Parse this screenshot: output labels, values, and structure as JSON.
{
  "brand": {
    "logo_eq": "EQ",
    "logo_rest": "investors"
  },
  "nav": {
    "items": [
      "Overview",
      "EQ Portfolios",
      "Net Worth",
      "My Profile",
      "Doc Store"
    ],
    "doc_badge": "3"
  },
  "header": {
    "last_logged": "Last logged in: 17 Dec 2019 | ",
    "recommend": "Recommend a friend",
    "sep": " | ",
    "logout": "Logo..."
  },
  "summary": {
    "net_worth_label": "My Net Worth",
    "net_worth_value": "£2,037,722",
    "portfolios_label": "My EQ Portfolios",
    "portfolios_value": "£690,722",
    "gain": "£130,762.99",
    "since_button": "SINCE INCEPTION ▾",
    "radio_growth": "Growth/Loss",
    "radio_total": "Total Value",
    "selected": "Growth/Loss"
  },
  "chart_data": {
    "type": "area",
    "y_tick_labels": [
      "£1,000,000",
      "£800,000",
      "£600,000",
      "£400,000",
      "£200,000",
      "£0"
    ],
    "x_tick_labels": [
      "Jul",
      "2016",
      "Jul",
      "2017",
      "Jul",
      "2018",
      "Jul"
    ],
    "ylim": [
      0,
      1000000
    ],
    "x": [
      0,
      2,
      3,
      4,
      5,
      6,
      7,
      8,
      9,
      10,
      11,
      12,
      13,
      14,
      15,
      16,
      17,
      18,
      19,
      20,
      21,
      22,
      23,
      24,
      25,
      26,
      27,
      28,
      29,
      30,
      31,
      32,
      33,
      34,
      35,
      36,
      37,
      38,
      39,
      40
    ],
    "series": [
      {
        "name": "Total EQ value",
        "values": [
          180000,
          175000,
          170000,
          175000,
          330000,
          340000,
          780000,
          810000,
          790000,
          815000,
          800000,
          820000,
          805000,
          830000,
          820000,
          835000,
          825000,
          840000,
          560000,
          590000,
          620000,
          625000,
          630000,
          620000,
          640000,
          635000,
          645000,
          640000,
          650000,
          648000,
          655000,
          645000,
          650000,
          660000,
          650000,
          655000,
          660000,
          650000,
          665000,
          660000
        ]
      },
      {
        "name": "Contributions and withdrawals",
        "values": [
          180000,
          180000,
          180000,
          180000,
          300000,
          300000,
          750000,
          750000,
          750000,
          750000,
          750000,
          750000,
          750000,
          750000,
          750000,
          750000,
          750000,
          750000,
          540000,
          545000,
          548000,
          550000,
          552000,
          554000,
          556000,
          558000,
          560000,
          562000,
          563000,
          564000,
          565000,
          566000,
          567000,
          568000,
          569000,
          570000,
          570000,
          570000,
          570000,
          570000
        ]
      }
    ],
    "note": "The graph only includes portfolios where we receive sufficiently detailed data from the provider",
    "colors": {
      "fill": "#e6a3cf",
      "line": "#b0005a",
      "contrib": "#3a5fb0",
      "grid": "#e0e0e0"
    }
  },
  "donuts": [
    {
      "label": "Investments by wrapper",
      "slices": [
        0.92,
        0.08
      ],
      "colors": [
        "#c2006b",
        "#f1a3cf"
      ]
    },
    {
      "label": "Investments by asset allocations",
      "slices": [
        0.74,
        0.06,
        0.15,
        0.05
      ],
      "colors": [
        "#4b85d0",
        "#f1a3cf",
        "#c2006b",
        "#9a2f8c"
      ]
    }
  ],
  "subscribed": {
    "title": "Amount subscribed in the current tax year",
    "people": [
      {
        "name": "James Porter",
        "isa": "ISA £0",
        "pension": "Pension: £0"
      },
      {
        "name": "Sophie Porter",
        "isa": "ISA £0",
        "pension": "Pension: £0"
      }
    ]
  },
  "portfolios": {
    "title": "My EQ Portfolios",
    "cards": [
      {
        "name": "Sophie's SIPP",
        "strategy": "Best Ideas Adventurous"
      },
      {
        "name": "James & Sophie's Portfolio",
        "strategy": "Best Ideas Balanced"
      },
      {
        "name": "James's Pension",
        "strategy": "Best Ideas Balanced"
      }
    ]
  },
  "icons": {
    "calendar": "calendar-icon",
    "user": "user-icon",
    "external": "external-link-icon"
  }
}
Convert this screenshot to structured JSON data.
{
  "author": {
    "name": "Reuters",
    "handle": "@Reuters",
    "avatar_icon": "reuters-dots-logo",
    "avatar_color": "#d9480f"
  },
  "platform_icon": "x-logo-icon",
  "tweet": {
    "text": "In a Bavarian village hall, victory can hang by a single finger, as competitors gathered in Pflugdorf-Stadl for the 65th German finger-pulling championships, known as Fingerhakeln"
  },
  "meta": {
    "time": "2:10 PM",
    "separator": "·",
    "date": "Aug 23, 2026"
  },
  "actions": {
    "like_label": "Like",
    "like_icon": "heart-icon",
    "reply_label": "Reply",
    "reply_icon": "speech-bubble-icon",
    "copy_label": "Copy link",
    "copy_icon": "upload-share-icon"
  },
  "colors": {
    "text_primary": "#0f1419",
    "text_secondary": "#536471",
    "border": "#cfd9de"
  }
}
**********
- **Written instruction**
Nothing in the listing may be changed; retype it all exactly.

- **Result for this exercise**
Parse this screenshot: output labels, values, and structure as JSON.
{
  "brand": {
    "logo_eq": "EQ",
    "logo_rest": "investors"
  },
  "nav": {
    "items": [
      "Overview",
      "EQ Portfolios",
      "Net Worth",
      "My Profile",
      "Doc Store"
    ],
    "doc_badge": "3"
  },
  "header": {
    "last_logged": "Last logged in: 17 Dec 2019 | ",
    "recommend": "Recommend a friend",
    "sep": " | ",
    "logout": "Logo..."
  },
  "summary": {
    "net_worth_label": "My Net Worth",
    "net_worth_value": "£2,037,722",
    "portfolios_label": "My EQ Portfolios",
    "portfolios_value": "£690,722",
    "gain": "£130,762.99",
    "since_button": "SINCE INCEPTION ▾",
    "radio_growth": "Growth/Loss",
    "radio_total": "Total Value",
    "selected": "Growth/Loss"
  },
  "chart_data": {
    "type": "area",
    "y_tick_labels": [
      "£1,000,000",
      "£800,000",
      "£600,000",
      "£400,000",
      "£200,000",
      "£0"
    ],
    "x_tick_labels": [
      "Jul",
      "2016",
      "Jul",
      "2017",
      "Jul",
      "2018",
      "Jul"
    ],
    "ylim": [
      0,
      1000000
    ],
    "x": [
      0,
      2,
      3,
      4,
      5,
      6,
      7,
      8,
      9,
      10,
      11,
      12,
      13,
      14,
      15,
      16,
      17,
      18,
      19,
      20,
      21,
      22,
      23,
      24,
      25,
      26,
      27,
      28,
      29,
      30,
      31,
      32,
      33,
      34,
      35,
      36,
      37,
      38,
      39,
      40
    ],
    "series": [
      {
        "name": "Total EQ value",
        "values": [
          180000,
          175000,
          170000,
          175000,
          330000,
          340000,
          780000,
          810000,
          790000,
          815000,
          800000,
          820000,
          805000,
          830000,
          820000,
          835000,
          825000,
          840000,
          560000,
          590000,
          620000,
          625000,
          630000,
          620000,
          640000,
          635000,
          645000,
          640000,
          650000,
          648000,
          655000,
          645000,
          650000,
          660000,
          650000,
          655000,
          660000,
          650000,
          665000,
          660000
        ]
      },
      {
        "name": "Contributions and withdrawals",
        "values": [
          180000,
          180000,
          180000,
          180000,
          300000,
          300000,
          750000,
          750000,
          750000,
          750000,
          750000,
          750000,
          750000,
          750000,
          750000,
          750000,
          750000,
          750000,
          540000,
          545000,
          548000,
          550000,
          552000,
          554000,
          556000,
          558000,
          560000,
          562000,
          563000,
          564000,
          565000,
          566000,
          567000,
          568000,
          569000,
          570000,
          570000,
          570000,
          570000,
          570000
        ]
      }
    ],
    "note": "The graph only includes portfolios where we receive sufficiently detailed data from the provider",
    "colors": {
      "fill": "#e6a3cf",
      "line": "#b0005a",
      "contrib": "#3a5fb0",
      "grid": "#e0e0e0"
    }
  },
  "donuts": [
    {
      "label": "Investments by wrapper",
      "slices": [
        0.92,
        0.08
      ],
      "colors": [
        "#c2006b",
        "#f1a3cf"
      ]
    },
    {
      "label": "Investments by asset allocations",
      "slices": [
        0.74,
        0.06,
        0.15,
        0.05
      ],
      "colors": [
        "#4b85d0",
        "#f1a3cf",
        "#c2006b",
        "#9a2f8c"
      ]
    }
  ],
  "subscribed": {
    "title": "Amount subscribed in the current tax year",
    "people": [
      {
        "name": "James Porter",
        "isa": "ISA £0",
        "pension": "Pension: £0"
      },
      {
        "name": "Sophie Porter",
        "isa": "ISA £0",
        "pension": "Pension: £0"
      }
    ]
  },
  "portfolios": {
    "title": "My EQ Portfolios",
    "cards": [
      {
        "name": "Sophie's SIPP",
        "strategy": "Best Ideas Adventurous"
      },
      {
        "name": "James & Sophie's Portfolio",
        "strategy": "Best Ideas Balanced"
      },
      {
        "name": "James's Pension",
        "strategy": "Best Ideas Balanced"
      }
    ]
  },
  "icons": {
    "calendar": "calendar-icon",
    "user": "user-icon",
    "external": "external-link-icon"
  }
}
Convert this screenshot to structured JSON data.
{
  "author": {
    "name": "Reuters",
    "handle": "@Reuters",
    "avatar_icon": "reuters-dots-logo",
    "avatar_color": "#d9480f"
  },
  "platform_icon": "x-logo-icon",
  "tweet": {
    "text": "In a Bavarian village hall, victory can hang by a single finger, as competitors gathered in Pflugdorf-Stadl for the 65th German finger-pulling championships, known as Fingerhakeln"
  },
  "meta": {
    "time": "2:10 PM",
    "separator": "·",
    "date": "Aug 23, 2026"
  },
  "actions": {
    "like_label": "Like",
    "like_icon": "heart-icon",
    "reply_label": "Reply",
    "reply_icon": "speech-bubble-icon",
    "copy_label": "Copy link",
    "copy_icon": "upload-share-icon"
  },
  "colors": {
    "text_primary": "#0f1419",
    "text_secondary": "#536471",
    "border": "#cfd9de"
  }
}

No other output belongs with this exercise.